Configure custom indicators of compromise

  • 7 minutes

Indicators of compromise provide early warnings and automatic remediation against well-known attacks. Administrators often want to create their own indicators of compromise to protect against new threats.

In Contoso, threat protection is functioning well but you have information about a new malware attack from a trusted security internet source. You have a hash that identifies an executable file, which you expect to see in emails and chat messages in the next few days. You want to use this hash to spot the file as soon as it enters your systems and prevent users from passing the file on or executing it.

Here, you'll learn how to use policies in Microsoft Defender for Cloud Apps to implement a custom indicator of compromise for a new threat.

What is an indicator of compromise?

When you try to intercept attacks against your network, it's essential to spot malicious activity early. One way you can configure Defender for Cloud Apps to respond quickly to attacks is to define indicators of compromise. An indicator of compromise is an artifact that, when observed, indicates an intrusion with a high level of confidence. Common indicators of compromise include:

  • Virus signatures.
  • Blocklisted IP addresses.
  • MD5 hashes of known malware files.

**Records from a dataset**
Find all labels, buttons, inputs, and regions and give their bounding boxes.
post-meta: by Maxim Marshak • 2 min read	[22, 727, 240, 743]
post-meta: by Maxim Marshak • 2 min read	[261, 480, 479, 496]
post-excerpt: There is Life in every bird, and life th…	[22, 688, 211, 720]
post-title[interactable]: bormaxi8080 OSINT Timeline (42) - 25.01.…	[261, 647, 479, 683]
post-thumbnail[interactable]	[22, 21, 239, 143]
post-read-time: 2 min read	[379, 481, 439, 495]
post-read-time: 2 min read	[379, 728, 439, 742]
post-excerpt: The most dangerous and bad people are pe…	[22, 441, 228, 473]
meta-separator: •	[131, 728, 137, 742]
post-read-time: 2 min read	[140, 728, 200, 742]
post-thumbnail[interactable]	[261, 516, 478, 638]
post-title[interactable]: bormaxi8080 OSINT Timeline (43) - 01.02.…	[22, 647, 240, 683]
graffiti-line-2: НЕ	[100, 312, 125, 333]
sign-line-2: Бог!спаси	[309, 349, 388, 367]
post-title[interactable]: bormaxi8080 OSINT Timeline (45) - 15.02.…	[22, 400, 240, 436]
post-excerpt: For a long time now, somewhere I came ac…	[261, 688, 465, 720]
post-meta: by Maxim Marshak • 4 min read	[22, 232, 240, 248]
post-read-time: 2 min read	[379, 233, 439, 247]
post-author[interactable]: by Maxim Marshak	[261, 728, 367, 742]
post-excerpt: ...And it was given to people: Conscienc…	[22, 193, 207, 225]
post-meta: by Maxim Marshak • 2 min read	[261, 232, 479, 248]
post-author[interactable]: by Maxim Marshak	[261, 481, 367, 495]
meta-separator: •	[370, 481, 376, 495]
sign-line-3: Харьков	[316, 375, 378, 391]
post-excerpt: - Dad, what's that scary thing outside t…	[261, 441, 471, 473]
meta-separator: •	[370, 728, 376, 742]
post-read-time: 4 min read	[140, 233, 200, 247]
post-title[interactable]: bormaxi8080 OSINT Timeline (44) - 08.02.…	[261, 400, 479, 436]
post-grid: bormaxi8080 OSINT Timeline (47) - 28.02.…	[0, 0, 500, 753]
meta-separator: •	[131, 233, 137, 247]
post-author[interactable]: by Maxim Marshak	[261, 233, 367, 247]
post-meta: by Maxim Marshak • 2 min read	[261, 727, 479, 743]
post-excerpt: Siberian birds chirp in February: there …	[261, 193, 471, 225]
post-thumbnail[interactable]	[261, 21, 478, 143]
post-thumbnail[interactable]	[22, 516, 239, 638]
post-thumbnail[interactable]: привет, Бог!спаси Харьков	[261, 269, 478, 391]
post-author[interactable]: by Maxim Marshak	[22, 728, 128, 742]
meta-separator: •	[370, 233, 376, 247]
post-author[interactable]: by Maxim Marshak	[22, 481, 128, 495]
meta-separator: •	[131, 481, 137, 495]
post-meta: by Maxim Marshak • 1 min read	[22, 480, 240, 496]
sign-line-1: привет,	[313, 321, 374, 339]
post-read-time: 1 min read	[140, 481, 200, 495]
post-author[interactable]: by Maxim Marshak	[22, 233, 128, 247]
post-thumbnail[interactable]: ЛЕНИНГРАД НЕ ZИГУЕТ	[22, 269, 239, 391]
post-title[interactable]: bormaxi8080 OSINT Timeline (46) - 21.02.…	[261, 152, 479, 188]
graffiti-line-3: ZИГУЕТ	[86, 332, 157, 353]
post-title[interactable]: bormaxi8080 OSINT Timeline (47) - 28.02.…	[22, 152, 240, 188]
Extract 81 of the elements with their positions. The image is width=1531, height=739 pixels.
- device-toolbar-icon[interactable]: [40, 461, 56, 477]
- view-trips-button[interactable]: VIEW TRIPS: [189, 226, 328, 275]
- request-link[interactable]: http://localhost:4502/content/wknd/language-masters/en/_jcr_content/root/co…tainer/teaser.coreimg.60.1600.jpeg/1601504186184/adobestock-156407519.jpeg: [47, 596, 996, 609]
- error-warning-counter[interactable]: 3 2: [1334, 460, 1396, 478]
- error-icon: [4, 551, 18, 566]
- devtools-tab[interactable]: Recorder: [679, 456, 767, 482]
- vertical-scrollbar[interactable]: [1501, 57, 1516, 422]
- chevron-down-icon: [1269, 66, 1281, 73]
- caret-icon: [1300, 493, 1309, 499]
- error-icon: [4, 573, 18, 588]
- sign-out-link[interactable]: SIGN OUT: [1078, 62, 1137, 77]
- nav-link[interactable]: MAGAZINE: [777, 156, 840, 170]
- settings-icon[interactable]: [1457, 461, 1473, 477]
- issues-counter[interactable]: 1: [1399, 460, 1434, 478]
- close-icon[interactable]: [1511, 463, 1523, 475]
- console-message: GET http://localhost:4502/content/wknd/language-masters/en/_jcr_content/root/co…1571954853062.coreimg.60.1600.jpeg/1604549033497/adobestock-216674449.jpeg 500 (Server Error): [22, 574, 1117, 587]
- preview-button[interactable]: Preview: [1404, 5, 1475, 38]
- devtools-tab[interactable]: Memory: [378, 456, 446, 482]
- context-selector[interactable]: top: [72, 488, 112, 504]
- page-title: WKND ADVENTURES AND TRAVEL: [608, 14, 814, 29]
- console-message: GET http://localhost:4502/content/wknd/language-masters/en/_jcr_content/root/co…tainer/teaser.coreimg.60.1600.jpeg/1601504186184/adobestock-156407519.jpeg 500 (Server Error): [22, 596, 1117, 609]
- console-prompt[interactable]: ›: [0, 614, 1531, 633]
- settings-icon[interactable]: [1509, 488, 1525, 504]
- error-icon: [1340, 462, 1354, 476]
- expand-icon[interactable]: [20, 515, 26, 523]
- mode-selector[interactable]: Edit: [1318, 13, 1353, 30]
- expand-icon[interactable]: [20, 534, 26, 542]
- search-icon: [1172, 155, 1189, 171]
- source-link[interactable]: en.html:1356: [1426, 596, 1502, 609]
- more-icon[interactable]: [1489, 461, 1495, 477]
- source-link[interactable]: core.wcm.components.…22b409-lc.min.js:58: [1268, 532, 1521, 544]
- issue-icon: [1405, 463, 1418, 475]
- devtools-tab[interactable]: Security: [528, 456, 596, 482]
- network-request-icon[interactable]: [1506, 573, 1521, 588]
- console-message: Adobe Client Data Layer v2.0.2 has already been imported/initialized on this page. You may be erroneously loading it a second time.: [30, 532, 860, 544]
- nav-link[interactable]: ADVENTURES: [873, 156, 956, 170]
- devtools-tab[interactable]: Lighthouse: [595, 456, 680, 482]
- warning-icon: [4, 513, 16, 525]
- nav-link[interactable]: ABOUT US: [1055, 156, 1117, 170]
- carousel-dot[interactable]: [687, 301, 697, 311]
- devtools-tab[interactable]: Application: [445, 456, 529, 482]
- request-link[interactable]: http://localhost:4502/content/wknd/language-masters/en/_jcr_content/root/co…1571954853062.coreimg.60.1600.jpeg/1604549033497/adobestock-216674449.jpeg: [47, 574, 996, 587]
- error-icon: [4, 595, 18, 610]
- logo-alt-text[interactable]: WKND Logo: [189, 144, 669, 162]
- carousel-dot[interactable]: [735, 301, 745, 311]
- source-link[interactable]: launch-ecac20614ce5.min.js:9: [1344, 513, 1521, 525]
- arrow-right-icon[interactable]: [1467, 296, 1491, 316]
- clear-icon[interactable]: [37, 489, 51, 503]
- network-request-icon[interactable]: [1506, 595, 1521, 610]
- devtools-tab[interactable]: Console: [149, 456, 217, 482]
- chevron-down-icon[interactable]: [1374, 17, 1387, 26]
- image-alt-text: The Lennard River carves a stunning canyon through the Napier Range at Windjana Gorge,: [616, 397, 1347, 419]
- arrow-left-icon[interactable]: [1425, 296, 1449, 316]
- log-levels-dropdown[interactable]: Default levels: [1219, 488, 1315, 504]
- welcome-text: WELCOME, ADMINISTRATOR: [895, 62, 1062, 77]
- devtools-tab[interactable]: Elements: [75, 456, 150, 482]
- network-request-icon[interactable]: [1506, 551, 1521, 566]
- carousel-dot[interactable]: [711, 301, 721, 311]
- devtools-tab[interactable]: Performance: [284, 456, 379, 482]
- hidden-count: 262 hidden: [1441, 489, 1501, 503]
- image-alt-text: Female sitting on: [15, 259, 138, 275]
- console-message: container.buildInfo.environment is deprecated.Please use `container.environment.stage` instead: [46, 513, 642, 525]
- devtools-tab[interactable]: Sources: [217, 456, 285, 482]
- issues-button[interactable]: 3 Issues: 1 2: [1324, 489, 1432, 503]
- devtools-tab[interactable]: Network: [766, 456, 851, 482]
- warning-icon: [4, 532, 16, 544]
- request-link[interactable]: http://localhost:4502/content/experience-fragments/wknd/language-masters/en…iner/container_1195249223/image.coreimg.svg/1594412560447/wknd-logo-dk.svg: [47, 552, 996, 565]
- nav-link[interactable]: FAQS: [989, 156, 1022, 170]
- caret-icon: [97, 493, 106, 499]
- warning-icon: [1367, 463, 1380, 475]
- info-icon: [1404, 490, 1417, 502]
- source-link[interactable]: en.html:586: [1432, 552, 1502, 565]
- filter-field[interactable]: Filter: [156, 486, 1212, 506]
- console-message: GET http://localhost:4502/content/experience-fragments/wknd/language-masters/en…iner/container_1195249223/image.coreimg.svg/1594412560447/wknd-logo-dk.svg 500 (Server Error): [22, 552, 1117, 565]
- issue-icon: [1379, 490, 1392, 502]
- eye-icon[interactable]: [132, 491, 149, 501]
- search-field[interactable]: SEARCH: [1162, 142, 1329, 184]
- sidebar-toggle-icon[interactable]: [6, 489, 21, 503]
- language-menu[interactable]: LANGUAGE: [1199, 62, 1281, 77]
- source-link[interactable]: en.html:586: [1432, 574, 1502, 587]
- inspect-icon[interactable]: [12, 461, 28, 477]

**Tasks and exercises**
**A.** Repeat word for word the part of the indicators of compromise text that opens with the words containing "Configure custom indicators" and closes with "indicator of compromise?".
**B.** Decide whether each statement below agrees with the indicators of compromise text. Answer yes or no and quote the words from the text that settle it.
(i) The hash mentioned identifies an executable file.
(ii) Threat protection in Contoso is not working properly.
(iii) MD5 hashes of known malware files are named as a common indicator of compromise.
**C.** Take the indicators of compromise text further, starting after its final list item.

**Numbered responses**
**A.**
Configure custom indicators of compromise

  • 7 minutes

Indicators of compromise provide early warnings and automatic remediation against well-known attacks. Administrators often want to create their own indicators of compromise to protect against new threats.

In Contoso, threat protection is functioning well but you have information about a new malware attack from a trusted security internet source. You have a hash that identifies an executable file, which you expect to see in emails and chat messages in the next few days. You want to use this hash to spot the file as soon as it enters your systems and prevent users from passing the file on or executing it.

Here, you'll learn how to use policies in Microsoft Defender for Cloud Apps to implement a custom indicator of compromise for a new threat.

What is an indicator of compromise?

**B.**
(i) Yes: "You have a hash that identifies an executable file"
(ii) No: "In Contoso, threat protection is functioning well"
(iii) Yes: "MD5 hashes of known malware files."

**C.**
Microsoft Defender for Cloud Apps includes a broad set of indicators for well-known viruses, IP addresses, and malware, and you can define the actions taken when each indicator of compromise is detected on your network. For example, you could delete a detected malware file or send it to a quarantine folder.

New threats arise all the time, so Defender for Cloud Apps allows you to define new indicators of compromise. For example, suppose a security professional you know has recently discovered a new malware file and noticed its potential to recruit compromised computers into a botnet. Your colleague has created and distributed an MD5 hash of the file. You can use this hash to spot the file as soon as it enters your network and take action to block its propagation and functionality.

Create a custom indicator of compromise

You can create a custom indicator of compromise in Microsoft Defender for Cloud Apps in the Polices section of the portal. Follow these steps to use an MD5 hash to protect against malware files:

  1. Select Create policy and then select File policy.

    A screenshot of the Microsoft Defender for Cloud Apps portal showing how to create a file policy.

  2. In the Edit file policy page, in the Policy name and Description textboxes, enter information to describe this policy to other administrators.

  3. In the Policy severity drop-down list, select a severity. This setting is used to determine whether the policy will send a notification when a matching file is detected.

  4. In the Category drop-down list, select the most appropriate risk type. This setting associates this policy and its alerts with that risk type, which helps you to search for them later.

  5. In the Create a filter for the files this policy will act on box, select File ID, and then select is in the drop-down lists. Then enter the file hash in the third box.

    A screenshot of the Microsoft Defender for Cloud Apps portal showing how to add a file filter to a policy.

    You can add multiple file hashes with OR conditions to intercept several different files.

  6. To filter the policy to work in specific folders, use the first Apply to drop-down list. If you want the policy to work throughout your discovered network, select all files.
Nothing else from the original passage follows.